* **Aim**
Turn the data, from the first line through the line with "y-tick-label: 5 [14, 68, 24, 85]" (both included), into a Markdown table with the columns Row and Line. Give one numbered row per line and skip blank lines.

-------- Listing --------

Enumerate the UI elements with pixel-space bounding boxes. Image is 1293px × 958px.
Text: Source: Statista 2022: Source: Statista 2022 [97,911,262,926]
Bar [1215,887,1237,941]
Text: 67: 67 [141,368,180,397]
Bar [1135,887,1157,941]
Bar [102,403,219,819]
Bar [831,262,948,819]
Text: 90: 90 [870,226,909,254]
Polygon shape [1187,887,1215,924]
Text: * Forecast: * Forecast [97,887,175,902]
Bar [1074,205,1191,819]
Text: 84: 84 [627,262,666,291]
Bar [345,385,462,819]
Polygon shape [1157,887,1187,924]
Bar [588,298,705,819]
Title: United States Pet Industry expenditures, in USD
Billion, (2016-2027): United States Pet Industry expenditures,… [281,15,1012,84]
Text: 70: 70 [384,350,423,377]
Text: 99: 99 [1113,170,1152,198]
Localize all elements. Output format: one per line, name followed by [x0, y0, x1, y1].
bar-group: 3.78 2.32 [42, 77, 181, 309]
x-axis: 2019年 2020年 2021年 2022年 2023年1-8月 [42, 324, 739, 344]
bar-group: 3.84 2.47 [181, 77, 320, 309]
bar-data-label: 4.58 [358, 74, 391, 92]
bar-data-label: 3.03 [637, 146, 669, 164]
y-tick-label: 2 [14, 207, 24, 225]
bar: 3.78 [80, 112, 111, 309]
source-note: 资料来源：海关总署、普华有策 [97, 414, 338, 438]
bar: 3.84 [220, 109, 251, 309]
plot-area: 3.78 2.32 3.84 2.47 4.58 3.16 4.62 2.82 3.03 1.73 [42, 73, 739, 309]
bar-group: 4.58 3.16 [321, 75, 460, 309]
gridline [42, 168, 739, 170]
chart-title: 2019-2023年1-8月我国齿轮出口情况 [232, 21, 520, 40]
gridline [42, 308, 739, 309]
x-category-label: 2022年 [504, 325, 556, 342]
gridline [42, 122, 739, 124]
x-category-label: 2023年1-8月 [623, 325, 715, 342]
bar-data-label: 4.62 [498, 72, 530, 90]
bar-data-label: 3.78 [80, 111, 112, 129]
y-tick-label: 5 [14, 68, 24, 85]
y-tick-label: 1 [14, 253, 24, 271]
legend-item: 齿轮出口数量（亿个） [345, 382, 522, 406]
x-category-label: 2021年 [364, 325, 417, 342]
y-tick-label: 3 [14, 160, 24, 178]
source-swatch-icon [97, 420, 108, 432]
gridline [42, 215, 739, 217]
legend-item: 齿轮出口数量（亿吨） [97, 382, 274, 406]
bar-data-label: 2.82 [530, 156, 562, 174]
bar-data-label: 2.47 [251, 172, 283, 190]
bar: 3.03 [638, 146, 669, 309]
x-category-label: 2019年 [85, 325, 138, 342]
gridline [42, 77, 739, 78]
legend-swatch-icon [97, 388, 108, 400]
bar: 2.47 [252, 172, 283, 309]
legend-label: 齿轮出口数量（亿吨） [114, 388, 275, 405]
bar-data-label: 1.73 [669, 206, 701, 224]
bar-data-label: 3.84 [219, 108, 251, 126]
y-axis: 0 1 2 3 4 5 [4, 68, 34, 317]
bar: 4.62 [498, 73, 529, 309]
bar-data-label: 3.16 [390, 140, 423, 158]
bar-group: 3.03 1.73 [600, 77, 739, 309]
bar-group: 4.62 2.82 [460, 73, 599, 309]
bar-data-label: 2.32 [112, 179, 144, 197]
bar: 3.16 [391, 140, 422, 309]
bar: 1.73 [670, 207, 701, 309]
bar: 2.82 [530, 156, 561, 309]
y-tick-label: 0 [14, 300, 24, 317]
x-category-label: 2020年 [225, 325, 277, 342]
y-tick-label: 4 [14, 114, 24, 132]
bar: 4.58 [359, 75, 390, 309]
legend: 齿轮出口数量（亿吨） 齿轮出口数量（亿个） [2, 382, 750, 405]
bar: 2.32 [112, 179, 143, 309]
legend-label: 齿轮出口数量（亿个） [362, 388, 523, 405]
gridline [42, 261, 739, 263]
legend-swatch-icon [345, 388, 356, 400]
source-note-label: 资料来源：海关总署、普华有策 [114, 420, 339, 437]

--------

* **Final result**
| Row | Line |
|---|---|
| 1 | Enumerate the UI elements with pixel-space bounding boxes. Image is 1293px × 958px. |
| 2 | Text: Source: Statista 2022: Source: Statista 2022 [97,911,262,926] |
| 3 | Bar [1215,887,1237,941] |
| 4 | Text: 67: 67 [141,368,180,397] |
| 5 | Bar [1135,887,1157,941] |
| 6 | Bar [102,403,219,819] |
| 7 | Bar [831,262,948,819] |
| 8 | Text: 90: 90 [870,226,909,254] |
| 9 | Polygon shape [1187,887,1215,924] |
| 10 | Text: * Forecast: * Forecast [97,887,175,902] |
| 11 | Bar [1074,205,1191,819] |
| 12 | Text: 84: 84 [627,262,666,291] |
| 13 | Bar [345,385,462,819] |
| 14 | Polygon shape [1157,887,1187,924] |
| 15 | Bar [588,298,705,819] |
| 16 | Title: United States Pet Industry expenditures, in USD |
| 17 | Billion, (2016-2027): United States Pet Industry expenditures,… [281,15,1012,84] |
| 18 | Text: 70: 70 [384,350,423,377] |
| 19 | Text: 99: 99 [1113,170,1152,198] |
| 20 | Localize all elements. Output format: one per line, name followed by [x0, y0, x1, y1]. |
| 21 | bar-group: 3.78 2.32 [42, 77, 181, 309] |
| 22 | x-axis: 2019年 2020年 2021年 2022年 2023年1-8月 [42, 324, 739, 344] |
| 23 | bar-group: 3.84 2.47 [181, 77, 320, 309] |
| 24 | bar-data-label: 4.58 [358, 74, 391, 92] |
| 25 | bar-data-label: 3.03 [637, 146, 669, 164] |
| 26 | y-tick-label: 2 [14, 207, 24, 225] |
| 27 | bar: 3.78 [80, 112, 111, 309] |
| 28 | source-note: 资料来源：海关总署、普华有策 [97, 414, 338, 438] |
| 29 | bar: 3.84 [220, 109, 251, 309] |
| 30 | plot-area: 3.78 2.32 3.84 2.47 4.58 3.16 4.62 2.82 3.03 1.73 [42, 73, 739, 309] |
| 31 | bar-group: 4.58 3.16 [321, 75, 460, 309] |
| 32 | gridline [42, 168, 739, 170] |
| 33 | chart-title: 2019-2023年1-8月我国齿轮出口情况 [232, 21, 520, 40] |
| 34 | gridline [42, 308, 739, 309] |
| 35 | x-category-label: 2022年 [504, 325, 556, 342] |
| 36 | gridline [42, 122, 739, 124] |
| 37 | x-category-label: 2023年1-8月 [623, 325, 715, 342] |
| 38 | bar-data-label: 4.62 [498, 72, 530, 90] |
| 39 | bar-data-label: 3.78 [80, 111, 112, 129] |
| 40 | y-tick-label: 5 [14, 68, 24, 85] |